== Do this ==
Copy exactly the lines from the one containing "Decode this image" through the last line of the records, both included, and nothing more.

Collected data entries
--*--

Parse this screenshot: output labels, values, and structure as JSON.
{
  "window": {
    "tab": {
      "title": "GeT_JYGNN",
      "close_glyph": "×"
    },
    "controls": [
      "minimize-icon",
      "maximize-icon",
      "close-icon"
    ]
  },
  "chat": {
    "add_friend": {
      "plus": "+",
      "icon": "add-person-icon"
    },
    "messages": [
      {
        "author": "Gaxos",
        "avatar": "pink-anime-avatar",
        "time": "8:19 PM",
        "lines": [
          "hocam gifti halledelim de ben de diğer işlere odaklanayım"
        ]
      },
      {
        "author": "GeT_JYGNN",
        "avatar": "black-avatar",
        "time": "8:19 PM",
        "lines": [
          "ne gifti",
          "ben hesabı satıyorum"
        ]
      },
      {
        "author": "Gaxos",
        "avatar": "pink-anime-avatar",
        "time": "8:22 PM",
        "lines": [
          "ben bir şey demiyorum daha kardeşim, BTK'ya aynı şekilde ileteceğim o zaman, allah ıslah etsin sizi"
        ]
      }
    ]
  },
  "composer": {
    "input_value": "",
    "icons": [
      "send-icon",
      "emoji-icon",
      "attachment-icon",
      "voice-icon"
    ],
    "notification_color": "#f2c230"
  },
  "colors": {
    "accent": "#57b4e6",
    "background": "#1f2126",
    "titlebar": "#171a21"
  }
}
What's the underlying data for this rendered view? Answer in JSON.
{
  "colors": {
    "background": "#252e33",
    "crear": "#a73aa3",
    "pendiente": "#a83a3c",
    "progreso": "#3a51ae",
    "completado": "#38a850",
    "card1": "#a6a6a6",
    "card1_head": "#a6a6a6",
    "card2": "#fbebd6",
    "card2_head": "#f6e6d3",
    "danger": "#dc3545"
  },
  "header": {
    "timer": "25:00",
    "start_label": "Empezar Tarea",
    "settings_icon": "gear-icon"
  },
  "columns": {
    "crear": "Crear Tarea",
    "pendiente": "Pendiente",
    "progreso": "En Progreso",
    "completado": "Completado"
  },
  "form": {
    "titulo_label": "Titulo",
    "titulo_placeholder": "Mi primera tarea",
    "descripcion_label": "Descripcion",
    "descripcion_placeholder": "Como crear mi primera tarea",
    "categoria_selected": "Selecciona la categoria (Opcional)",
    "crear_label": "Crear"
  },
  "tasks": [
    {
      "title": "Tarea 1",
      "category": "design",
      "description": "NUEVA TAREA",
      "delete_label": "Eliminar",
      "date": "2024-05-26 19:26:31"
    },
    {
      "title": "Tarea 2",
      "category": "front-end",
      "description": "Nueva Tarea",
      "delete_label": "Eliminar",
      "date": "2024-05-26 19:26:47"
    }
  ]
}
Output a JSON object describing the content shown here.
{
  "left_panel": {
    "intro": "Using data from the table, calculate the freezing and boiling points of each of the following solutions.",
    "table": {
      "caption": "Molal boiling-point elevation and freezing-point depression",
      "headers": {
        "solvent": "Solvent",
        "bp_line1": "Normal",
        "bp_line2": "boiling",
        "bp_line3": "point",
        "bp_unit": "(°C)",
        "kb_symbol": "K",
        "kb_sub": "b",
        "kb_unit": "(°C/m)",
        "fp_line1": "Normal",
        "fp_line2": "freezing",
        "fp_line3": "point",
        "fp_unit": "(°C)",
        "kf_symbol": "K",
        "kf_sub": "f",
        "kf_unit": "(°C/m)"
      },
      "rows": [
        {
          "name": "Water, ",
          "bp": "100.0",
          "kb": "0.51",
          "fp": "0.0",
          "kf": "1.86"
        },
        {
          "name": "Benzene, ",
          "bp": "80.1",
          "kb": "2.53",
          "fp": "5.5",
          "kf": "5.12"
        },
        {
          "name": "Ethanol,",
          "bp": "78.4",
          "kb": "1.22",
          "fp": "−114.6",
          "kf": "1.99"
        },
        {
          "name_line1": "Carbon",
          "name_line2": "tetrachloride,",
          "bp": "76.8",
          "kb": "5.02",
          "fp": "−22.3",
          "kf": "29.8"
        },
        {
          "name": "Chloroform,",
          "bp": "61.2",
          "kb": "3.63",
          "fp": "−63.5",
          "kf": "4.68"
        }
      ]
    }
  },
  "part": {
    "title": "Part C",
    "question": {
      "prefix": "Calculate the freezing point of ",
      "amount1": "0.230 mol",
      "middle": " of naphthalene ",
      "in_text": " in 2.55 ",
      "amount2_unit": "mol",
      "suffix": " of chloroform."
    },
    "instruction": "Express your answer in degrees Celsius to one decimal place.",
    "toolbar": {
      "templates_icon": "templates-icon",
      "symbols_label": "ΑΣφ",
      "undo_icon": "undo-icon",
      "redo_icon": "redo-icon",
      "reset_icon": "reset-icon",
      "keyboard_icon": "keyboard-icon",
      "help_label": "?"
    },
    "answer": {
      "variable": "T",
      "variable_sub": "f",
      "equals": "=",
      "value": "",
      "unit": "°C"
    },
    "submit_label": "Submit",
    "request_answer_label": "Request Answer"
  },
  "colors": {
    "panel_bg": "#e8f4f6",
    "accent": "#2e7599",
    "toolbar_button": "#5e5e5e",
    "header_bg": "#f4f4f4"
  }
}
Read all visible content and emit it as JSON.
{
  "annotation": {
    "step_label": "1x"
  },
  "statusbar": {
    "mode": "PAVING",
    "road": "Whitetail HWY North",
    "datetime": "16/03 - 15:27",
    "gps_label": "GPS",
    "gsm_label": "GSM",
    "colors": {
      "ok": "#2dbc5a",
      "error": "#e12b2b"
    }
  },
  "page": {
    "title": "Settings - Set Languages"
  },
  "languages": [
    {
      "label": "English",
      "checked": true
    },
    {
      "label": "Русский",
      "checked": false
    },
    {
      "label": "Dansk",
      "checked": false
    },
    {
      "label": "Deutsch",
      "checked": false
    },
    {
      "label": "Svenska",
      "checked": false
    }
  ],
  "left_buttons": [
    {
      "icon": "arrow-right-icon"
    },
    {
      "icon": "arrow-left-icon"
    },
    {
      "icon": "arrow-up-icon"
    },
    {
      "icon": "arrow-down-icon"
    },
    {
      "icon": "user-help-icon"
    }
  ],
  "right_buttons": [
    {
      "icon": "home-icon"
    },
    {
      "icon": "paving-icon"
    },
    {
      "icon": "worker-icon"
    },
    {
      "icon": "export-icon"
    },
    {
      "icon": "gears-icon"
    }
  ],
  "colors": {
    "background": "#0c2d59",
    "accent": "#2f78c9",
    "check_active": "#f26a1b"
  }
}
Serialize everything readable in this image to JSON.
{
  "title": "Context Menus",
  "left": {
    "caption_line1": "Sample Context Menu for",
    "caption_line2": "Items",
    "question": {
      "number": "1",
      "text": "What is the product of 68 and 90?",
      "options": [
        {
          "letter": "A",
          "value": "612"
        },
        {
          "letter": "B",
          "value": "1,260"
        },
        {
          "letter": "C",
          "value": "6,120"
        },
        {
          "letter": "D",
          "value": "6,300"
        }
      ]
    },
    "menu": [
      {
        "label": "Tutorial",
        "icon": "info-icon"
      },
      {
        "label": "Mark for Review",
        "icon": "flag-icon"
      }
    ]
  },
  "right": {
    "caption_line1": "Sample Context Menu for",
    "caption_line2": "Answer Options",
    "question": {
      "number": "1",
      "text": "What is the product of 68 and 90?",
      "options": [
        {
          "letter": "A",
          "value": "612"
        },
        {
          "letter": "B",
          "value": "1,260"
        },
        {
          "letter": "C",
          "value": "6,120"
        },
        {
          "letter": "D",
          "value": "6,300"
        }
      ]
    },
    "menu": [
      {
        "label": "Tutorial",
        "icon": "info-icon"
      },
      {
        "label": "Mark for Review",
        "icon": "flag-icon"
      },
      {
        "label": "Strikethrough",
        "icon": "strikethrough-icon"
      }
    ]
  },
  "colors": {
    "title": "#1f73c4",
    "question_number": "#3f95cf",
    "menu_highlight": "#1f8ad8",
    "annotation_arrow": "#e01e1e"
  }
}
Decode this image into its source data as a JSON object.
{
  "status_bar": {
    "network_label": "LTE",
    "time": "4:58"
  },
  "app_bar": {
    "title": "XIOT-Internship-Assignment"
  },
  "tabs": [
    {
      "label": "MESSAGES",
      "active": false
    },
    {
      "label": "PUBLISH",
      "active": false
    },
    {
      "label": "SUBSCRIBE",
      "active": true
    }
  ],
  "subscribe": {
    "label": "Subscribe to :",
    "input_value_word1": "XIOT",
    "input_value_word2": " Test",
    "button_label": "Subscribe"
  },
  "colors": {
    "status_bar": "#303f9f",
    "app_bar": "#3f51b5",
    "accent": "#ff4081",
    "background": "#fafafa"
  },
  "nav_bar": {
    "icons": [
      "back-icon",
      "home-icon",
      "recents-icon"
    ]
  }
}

--*--

== Answer to the exercise ==
Decode this image into its source data as a JSON object.
{
  "status_bar": {
    "network_label": "LTE",
    "time": "4:58"
  },
  "app_bar": {
    "title": "XIOT-Internship-Assignment"
  },
  "tabs": [
    {
      "label": "MESSAGES",
      "active": false
    },
    {
      "label": "PUBLISH",
      "active": false
    },
    {
      "label": "SUBSCRIBE",
      "active": true
    }
  ],
  "subscribe": {
    "label": "Subscribe to :",
    "input_value_word1": "XIOT",
    "input_value_word2": " Test",
    "button_label": "Subscribe"
  },
  "colors": {
    "status_bar": "#303f9f",
    "app_bar": "#3f51b5",
    "accent": "#ff4081",
    "background": "#fafafa"
  },
  "nav_bar": {
    "icons": [
      "back-icon",
      "home-icon",
      "recents-icon"
    ]
  }
}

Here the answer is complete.